---------- SUPPLIED DATA ----------

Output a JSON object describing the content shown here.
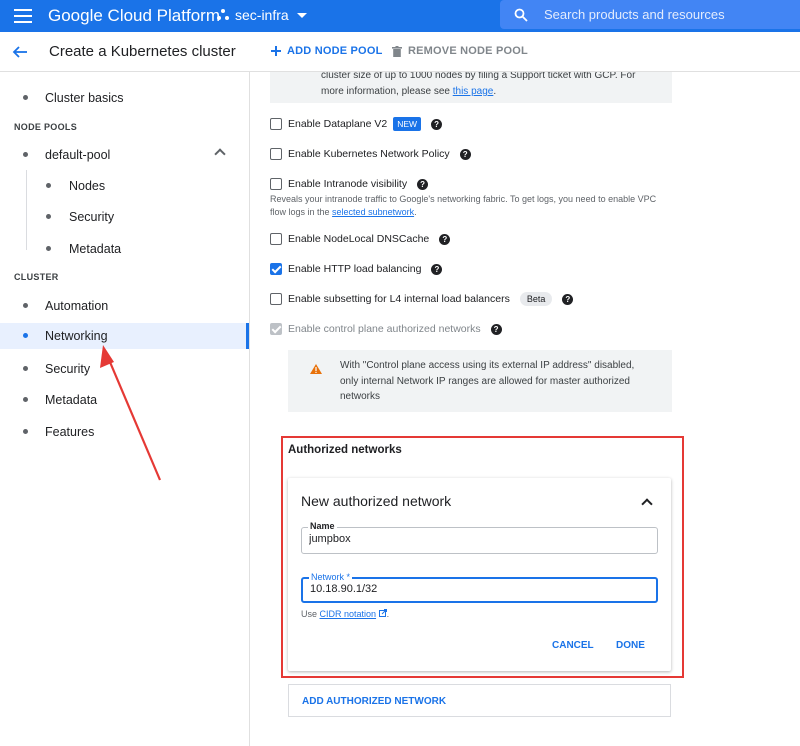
{
  "topbar": {
    "app_title": "Google Cloud Platform",
    "project": "sec-infra",
    "search_placeholder": "Search products and resources"
  },
  "header": {
    "page_title": "Create a Kubernetes cluster",
    "add_node_pool": "ADD NODE POOL",
    "remove_node_pool": "REMOVE NODE POOL"
  },
  "sidebar": {
    "cluster_basics": "Cluster basics",
    "node_pools_heading": "NODE POOLS",
    "default_pool": "default-pool",
    "nodes": "Nodes",
    "pool_security": "Security",
    "pool_metadata": "Metadata",
    "cluster_heading": "CLUSTER",
    "automation": "Automation",
    "networking": "Networking",
    "security": "Security",
    "metadata": "Metadata",
    "features": "Features"
  },
  "main": {
    "info_line1": "cluster size of up to 1000 nodes by filing a Support ticket with GCP. For",
    "info_line2_prefix": "more information, please see ",
    "info_link": "this page",
    "info_suffix": ".",
    "options": {
      "dataplane": "Enable Dataplane V2",
      "new_badge": "NEW",
      "network_policy": "Enable Kubernetes Network Policy",
      "intranode": "Enable Intranode visibility",
      "intranode_desc1": "Reveals your intranode traffic to Google's networking fabric. To get logs, you need to enable VPC",
      "intranode_desc2_prefix": "flow logs in the ",
      "intranode_desc_link": "selected subnetwork",
      "intranode_desc_suffix": ".",
      "nodelocal_dns": "Enable NodeLocal DNSCache",
      "http_lb": "Enable HTTP load balancing",
      "subsetting": "Enable subsetting for L4 internal load balancers",
      "beta_badge": "Beta",
      "control_plane": "Enable control plane authorized networks"
    },
    "warning_line1": "With \"Control plane access using its external IP address\" disabled,",
    "warning_line2": "only internal Network IP ranges are allowed for master authorized",
    "warning_line3": "networks",
    "authorized_networks_title": "Authorized networks",
    "card": {
      "title": "New authorized network",
      "name_label": "Name",
      "name_value": "jumpbox",
      "network_label": "Network *",
      "network_value": "10.18.90.1/32",
      "hint_prefix": "Use ",
      "hint_link": "CIDR notation",
      "hint_suffix": ".",
      "cancel": "CANCEL",
      "done": "DONE"
    },
    "add_authorized_network": "ADD AUTHORIZED NETWORK"
  },
  "colors": {
    "brand_blue": "#1a73e8",
    "annotation_red": "#e53935",
    "warning_orange": "#e8710a"
  },
  "icons": [
    "menu-icon",
    "project-icon",
    "search-icon",
    "back-arrow-icon",
    "add-icon",
    "trash-icon",
    "help-icon",
    "warning-icon",
    "external-link-icon",
    "chevron-up-icon"
  ]
}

----------

> _PROBLEM REQUIREMENTS_: Restate the whole listing above exactly, except for its images.

> _SOLVED PROBLEM_:
Output a JSON object describing the content shown here.
{
  "topbar": {
    "app_title": "Google Cloud Platform",
    "project": "sec-infra",
    "search_placeholder": "Search products and resources"
  },
  "header": {
    "page_title": "Create a Kubernetes cluster",
    "add_node_pool": "ADD NODE POOL",
    "remove_node_pool": "REMOVE NODE POOL"
  },
  "sidebar": {
    "cluster_basics": "Cluster basics",
    "node_pools_heading": "NODE POOLS",
    "default_pool": "default-pool",
    "nodes": "Nodes",
    "pool_security": "Security",
    "pool_metadata": "Metadata",
    "cluster_heading": "CLUSTER",
    "automation": "Automation",
    "networking": "Networking",
    "security": "Security",
    "metadata": "Metadata",
    "features": "Features"
  },
  "main": {
    "info_line1": "cluster size of up to 1000 nodes by filing a Support ticket with GCP. For",
    "info_line2_prefix": "more information, please see ",
    "info_link": "this page",
    "info_suffix": ".",
    "options": {
      "dataplane": "Enable Dataplane V2",
      "new_badge": "NEW",
      "network_policy": "Enable Kubernetes Network Policy",
      "intranode": "Enable Intranode visibility",
      "intranode_desc1": "Reveals your intranode traffic to Google's networking fabric. To get logs, you need to enable VPC",
      "intranode_desc2_prefix": "flow logs in the ",
      "intranode_desc_link": "selected subnetwork",
      "intranode_desc_suffix": ".",
      "nodelocal_dns": "Enable NodeLocal DNSCache",
      "http_lb": "Enable HTTP load balancing",
      "subsetting": "Enable subsetting for L4 internal load balancers",
      "beta_badge": "Beta",
      "control_plane": "Enable control plane authorized networks"
    },
    "warning_line1": "With \"Control plane access using its external IP address\" disabled,",
    "warning_line2": "only internal Network IP ranges are allowed for master authorized",
    "warning_line3": "networks",
    "authorized_networks_title": "Authorized networks",
    "card": {
      "title": "New authorized network",
      "name_label": "Name",
      "name_value": "jumpbox",
      "network_label": "Network *",
      "network_value": "10.18.90.1/32",
      "hint_prefix": "Use ",
      "hint_link": "CIDR notation",
      "hint_suffix": ".",
      "cancel": "CANCEL",
      "done": "DONE"
    },
    "add_authorized_network": "ADD AUTHORIZED NETWORK"
  },
  "colors": {
    "brand_blue": "#1a73e8",
    "annotation_red": "#e53935",
    "warning_orange": "#e8710a"
  },
  "icons": [
    "menu-icon",
    "project-icon",
    "search-icon",
    "back-arrow-icon",
    "add-icon",
    "trash-icon",
    "help-icon",
    "warning-icon",
    "external-link-icon",
    "chevron-up-icon"
  ]
}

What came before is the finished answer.